*Stated exercise*
Take every line from the material that has the word "blando" in it.
+===+
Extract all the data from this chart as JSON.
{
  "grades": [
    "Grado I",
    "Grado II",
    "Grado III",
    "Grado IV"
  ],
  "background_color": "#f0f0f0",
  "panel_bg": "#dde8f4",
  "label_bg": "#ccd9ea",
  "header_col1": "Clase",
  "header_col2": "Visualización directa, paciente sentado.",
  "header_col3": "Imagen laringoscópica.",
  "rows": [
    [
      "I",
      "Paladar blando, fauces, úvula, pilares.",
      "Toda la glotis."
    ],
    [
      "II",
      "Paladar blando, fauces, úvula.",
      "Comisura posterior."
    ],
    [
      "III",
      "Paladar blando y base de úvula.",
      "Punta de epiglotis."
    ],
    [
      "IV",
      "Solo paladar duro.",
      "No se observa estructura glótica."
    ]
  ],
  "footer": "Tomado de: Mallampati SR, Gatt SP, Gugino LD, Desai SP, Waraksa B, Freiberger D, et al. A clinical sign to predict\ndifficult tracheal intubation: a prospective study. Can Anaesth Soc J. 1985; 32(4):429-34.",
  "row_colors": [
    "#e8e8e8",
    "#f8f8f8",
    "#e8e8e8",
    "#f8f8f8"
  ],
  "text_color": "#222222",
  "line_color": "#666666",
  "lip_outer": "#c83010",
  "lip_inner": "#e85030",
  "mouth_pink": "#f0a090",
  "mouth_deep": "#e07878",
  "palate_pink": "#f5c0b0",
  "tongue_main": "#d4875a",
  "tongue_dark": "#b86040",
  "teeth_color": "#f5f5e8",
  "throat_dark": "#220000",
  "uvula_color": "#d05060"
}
+===+
*Result below*
      "Paladar blando, fauces, úvula, pilares.",
      "Paladar blando, fauces, úvula.",
      "Paladar blando y base de úvula.",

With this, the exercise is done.